What is needed:
Could you copy the text on tax disruption, starting at "For example, only" and ending at "most tax departments.", with "manual" changed to "labor-intensive"?

Page extract:
· · · ·

Disruptive innovation is cutting a wide swath across industries and around the world, creating entirely new markets and fundamentally changing the way the world works. It’s no wonder that tax departments find themselves in the path of disruption as well.

Tax teams must keep up with their own organization’s rapidly digitalizing, globalizing business lines and operations. At the same time, they face myriad governments digitalizing their tax administrations and updating tax policy for a virtualizing, borderless business world.

“The tax function is moving to a just-in-time mode of operations,” says Channing Flynn, EY Global Technology Industry Tax Leader. “Tax is awfully inefficient today, but as this all settles out over the next 10 years, we should end up with a much shortened tax timeline, greater clarity and less controversy.”

New tax riddles

Innovation, the digitalization of business models and hypercompetitive global markets are propelling business at unprecedented speed. From sharing-economy businesses to FinTech start-ups to autotech innovators, disruptors are not only moving fast and wide but also upending old ways of doing things.

To compete, established businesses are compelled to innovate — and fast — to the point where continuous innovation is often a strategic priority.

In turn, innovation challenges corporate tax departments to keep up with borderless, cloud-based transactions and their indirect taxation, or with globally commercialized intellectual property and its implications for indirect taxation.

For example, when it comes to value-added taxes/goods and services taxes (VAT/GST), the supply chain is becoming longer, more complex and subject to ever-changing rates across multiple borders.

If [tax executives] can obtain tax-ready information, they will be able to devote the bulk of their time to strategic tax analysis.
Richard Suhr
EY Global Digital Leader of Advisory Services

Income tax questions also arise, such as this common riddle: where is taxable value being created during a conference call among various offshore software development centers, the marketing department in the target market and a C-level decision-maker on another continent?

With the prospect of even more disruptive technologies and digital business models on the horizon, there’s a lot at stake.

Consider these scenarios:

  • In leading businesses today, employees can turn on their laptop, open up a dashboard and view in real time or near real time what has been happening in the global supply chain.
  • CFOs are spearheading finance transformations in their organizations, often consolidating decentralized functions into regional centers of excellence and shared services.
  • Enterprise resource planning (ERP) systems are capturing a wealth of transactional data from operational units and business lines — the source data so valuable to record, analyze and report tax.

What is wrong with these scenarios is that too often the tax team is not in them. It is still a silo or two away from this near- to real-time data.

For example, only about half of the organizations undergoing finance transformations have been including tax in the scope of that process, according to our analysis.

Collecting internal data and mapping it to government tax data and third-party sources remain a manual exercise in most tax departments.

“Currently, tax executives spend a large part of their time just gathering data,” says Richard Suhr, EY Global Digital Leader of Advisory Services. “In the future, if they can obtain tax-ready information, they will be able to devote the bulk of their time to strategic tax analysis.”

Tax authorities are innovating, too

Global digital economy dynamics have presented the world’s tax authorities with an essential challenge: how to levy taxes, collect them and preserve their national treasuries in this new business environment.

Policy issues may have dominated the headlines over the past five years, as the Organisation for Economic Co-operation and Development’s Base Erosion and Profit Shifting (BEPS) project tackled perceptions of cross-border tax avoidance and promoted greater transparency about exactly who is paying how much tax and where.

· · · ·

Data listing:
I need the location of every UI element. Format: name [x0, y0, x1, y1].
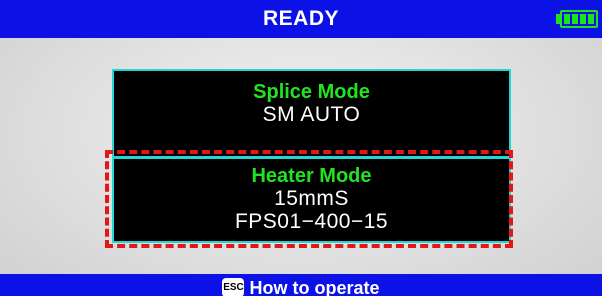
- how-to-operate-label: How to operate: [249, 277, 380, 296]
- status-title: READY: [262, 7, 339, 30]
- splice-mode-title: Splice Mode: [253, 81, 370, 103]
- battery-full-icon: [560, 10, 598, 28]
- splicer-screen: READY Splice Mode SM AUTO Heater Mode 15…: [0, 0, 602, 296]
- help-bar[interactable]: ESC How to operate: [0, 274, 602, 296]
- esc-key-icon: ESC: [222, 277, 245, 296]
- splice-mode-value: SM AUTO: [262, 103, 361, 126]
- splice-mode-panel[interactable]: Splice Mode SM AUTO: [112, 69, 511, 158]
- heater-mode-highlight: [105, 150, 513, 248]
- status-bar: READY: [0, 0, 602, 38]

· · · ·

Exercise result:
For example, only about half of the organizations undergoing finance transformations have been including tax in the scope of that process, according to our analysis.

Collecting internal data and mapping it to government tax data and third-party sources remain a labor-intensive exercise in most tax departments.